■ Aim:
Lines containing the string "Default" are to be collected in full.

■ Supplied data:

# # # # #

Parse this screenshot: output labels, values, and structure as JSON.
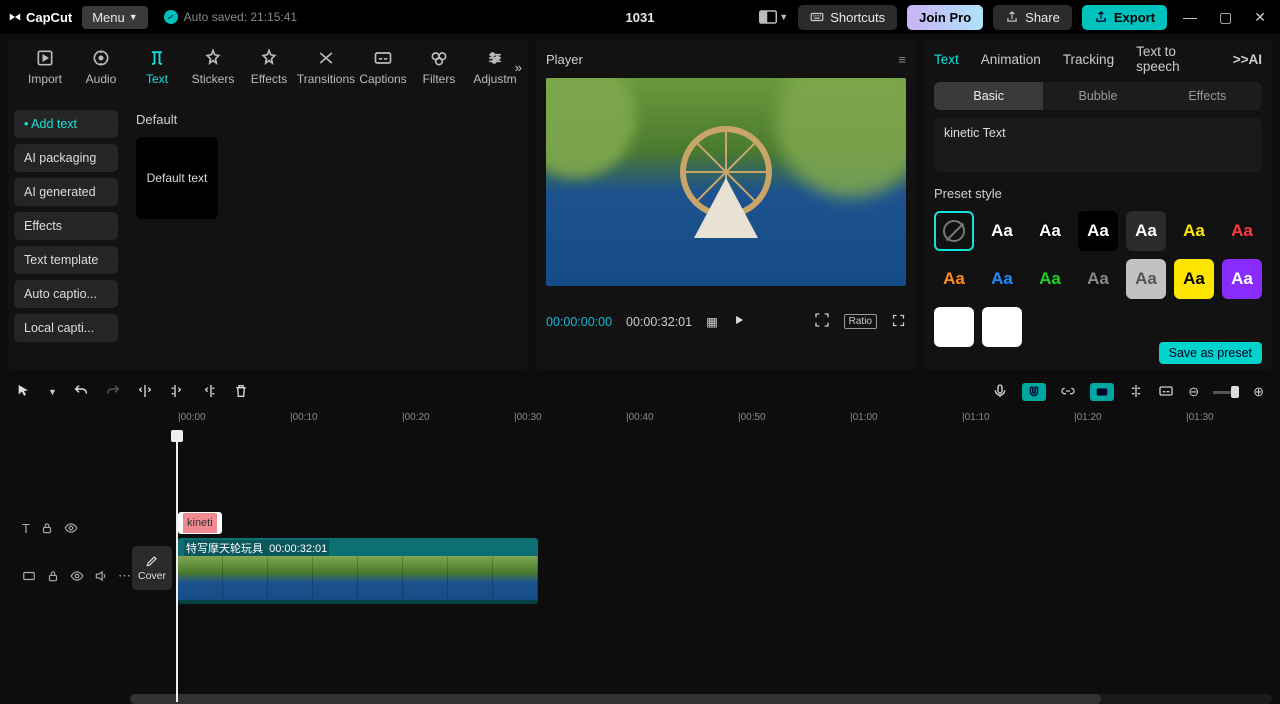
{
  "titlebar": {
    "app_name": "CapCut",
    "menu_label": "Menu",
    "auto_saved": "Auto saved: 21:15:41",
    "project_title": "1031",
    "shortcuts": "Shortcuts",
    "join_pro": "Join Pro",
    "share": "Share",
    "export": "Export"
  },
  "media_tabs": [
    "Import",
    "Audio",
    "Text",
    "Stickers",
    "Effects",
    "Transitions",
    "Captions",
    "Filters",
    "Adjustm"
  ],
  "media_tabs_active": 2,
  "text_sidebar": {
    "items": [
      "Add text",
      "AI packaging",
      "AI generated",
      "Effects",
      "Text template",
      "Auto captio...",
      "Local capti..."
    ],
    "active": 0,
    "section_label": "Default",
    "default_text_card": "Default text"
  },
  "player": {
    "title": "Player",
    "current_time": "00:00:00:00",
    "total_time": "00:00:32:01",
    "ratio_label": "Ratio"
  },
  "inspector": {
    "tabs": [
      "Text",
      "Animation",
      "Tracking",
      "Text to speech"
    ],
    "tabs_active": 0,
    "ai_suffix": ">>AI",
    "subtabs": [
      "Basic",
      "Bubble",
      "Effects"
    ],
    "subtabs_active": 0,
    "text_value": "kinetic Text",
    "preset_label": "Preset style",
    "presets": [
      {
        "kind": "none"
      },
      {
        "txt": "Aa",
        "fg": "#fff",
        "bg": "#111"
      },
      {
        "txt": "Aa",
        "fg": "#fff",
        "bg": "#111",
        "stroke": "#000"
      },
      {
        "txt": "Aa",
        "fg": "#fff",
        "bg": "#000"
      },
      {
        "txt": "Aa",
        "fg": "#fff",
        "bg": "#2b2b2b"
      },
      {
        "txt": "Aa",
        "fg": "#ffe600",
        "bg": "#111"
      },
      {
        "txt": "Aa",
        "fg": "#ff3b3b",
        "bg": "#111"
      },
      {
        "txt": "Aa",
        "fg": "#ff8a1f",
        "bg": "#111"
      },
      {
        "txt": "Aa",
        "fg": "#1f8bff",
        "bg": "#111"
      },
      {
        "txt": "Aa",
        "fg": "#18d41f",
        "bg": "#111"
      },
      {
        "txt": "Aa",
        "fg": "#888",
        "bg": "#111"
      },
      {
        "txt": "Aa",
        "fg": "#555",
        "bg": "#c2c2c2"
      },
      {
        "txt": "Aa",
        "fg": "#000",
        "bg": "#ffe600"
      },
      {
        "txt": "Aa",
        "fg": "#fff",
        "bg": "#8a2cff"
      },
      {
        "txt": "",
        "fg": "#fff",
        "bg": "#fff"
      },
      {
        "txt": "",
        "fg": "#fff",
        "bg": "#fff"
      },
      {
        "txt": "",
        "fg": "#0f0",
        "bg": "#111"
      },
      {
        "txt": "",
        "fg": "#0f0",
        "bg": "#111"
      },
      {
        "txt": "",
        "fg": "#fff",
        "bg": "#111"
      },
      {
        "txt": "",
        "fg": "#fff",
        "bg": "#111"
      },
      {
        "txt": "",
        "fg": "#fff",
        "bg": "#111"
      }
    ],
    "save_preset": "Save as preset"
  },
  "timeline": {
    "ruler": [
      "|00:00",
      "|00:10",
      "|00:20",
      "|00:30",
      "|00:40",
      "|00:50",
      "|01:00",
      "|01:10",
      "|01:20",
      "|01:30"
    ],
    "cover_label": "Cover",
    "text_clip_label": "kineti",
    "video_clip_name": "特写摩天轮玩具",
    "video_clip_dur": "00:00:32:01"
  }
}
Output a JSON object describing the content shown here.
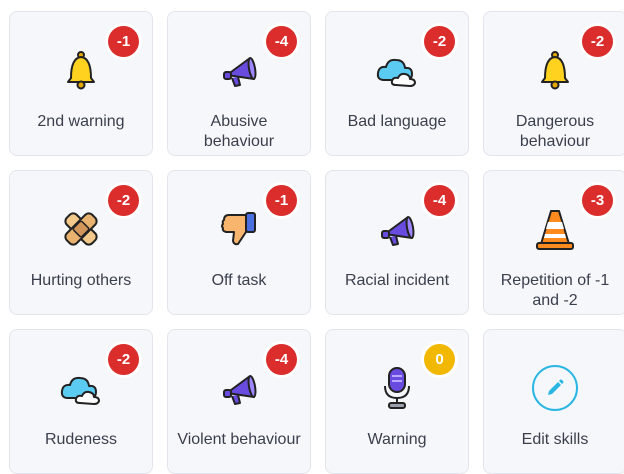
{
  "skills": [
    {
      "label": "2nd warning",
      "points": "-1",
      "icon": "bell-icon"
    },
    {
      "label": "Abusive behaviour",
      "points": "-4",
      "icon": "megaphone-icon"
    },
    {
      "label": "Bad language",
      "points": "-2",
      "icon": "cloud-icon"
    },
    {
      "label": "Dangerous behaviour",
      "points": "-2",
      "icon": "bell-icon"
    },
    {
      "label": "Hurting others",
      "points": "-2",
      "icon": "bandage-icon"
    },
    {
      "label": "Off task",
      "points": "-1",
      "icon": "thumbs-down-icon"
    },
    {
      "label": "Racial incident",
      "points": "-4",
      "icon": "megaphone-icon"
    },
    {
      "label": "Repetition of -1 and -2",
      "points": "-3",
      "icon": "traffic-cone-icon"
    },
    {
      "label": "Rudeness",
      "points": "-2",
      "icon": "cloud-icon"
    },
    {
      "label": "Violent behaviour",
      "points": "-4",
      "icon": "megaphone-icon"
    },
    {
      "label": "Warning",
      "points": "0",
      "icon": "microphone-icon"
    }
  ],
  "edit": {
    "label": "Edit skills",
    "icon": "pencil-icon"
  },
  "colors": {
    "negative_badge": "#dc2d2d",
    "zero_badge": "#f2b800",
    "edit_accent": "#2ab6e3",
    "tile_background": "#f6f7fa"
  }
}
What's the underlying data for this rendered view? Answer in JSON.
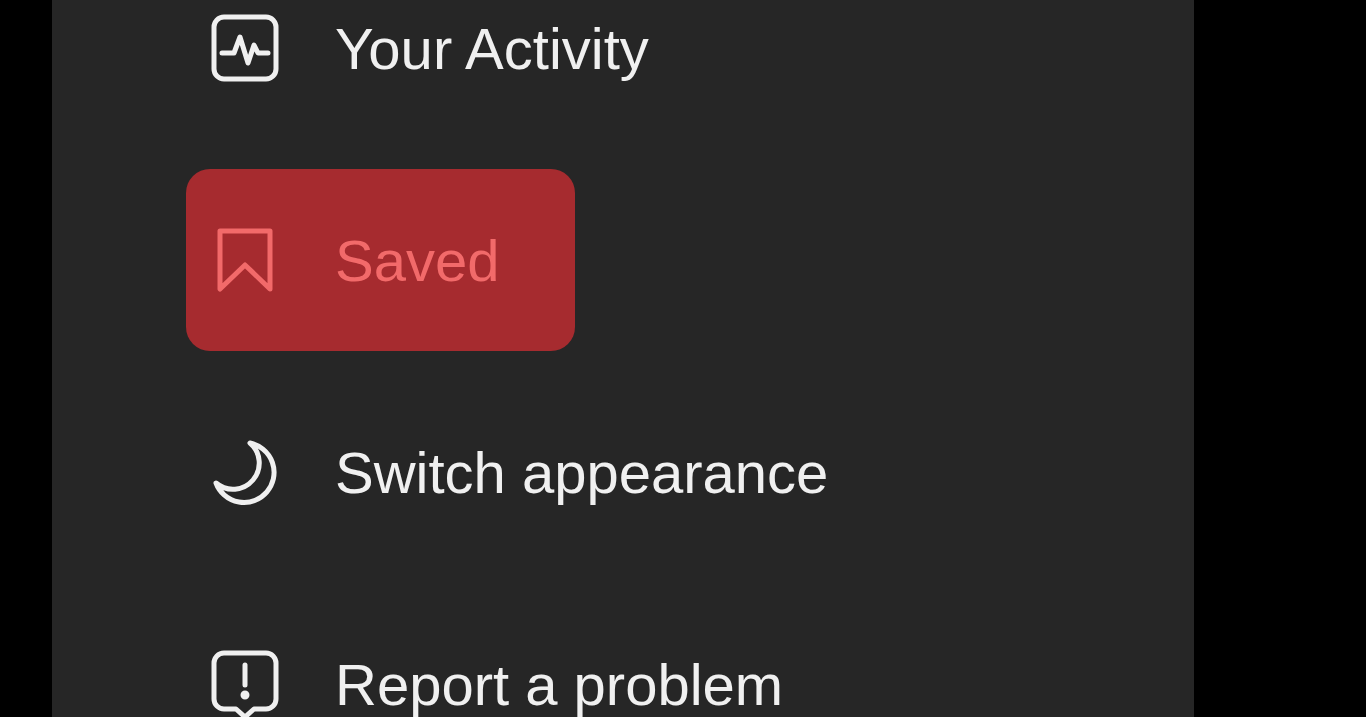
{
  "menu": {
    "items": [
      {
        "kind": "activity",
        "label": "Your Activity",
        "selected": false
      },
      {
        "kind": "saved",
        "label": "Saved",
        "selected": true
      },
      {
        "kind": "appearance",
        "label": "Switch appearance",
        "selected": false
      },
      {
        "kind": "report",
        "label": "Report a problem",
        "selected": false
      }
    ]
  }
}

# # # # #

■ Result of the task:
    "section_label": "Default",
    "default_text_card": "Default text"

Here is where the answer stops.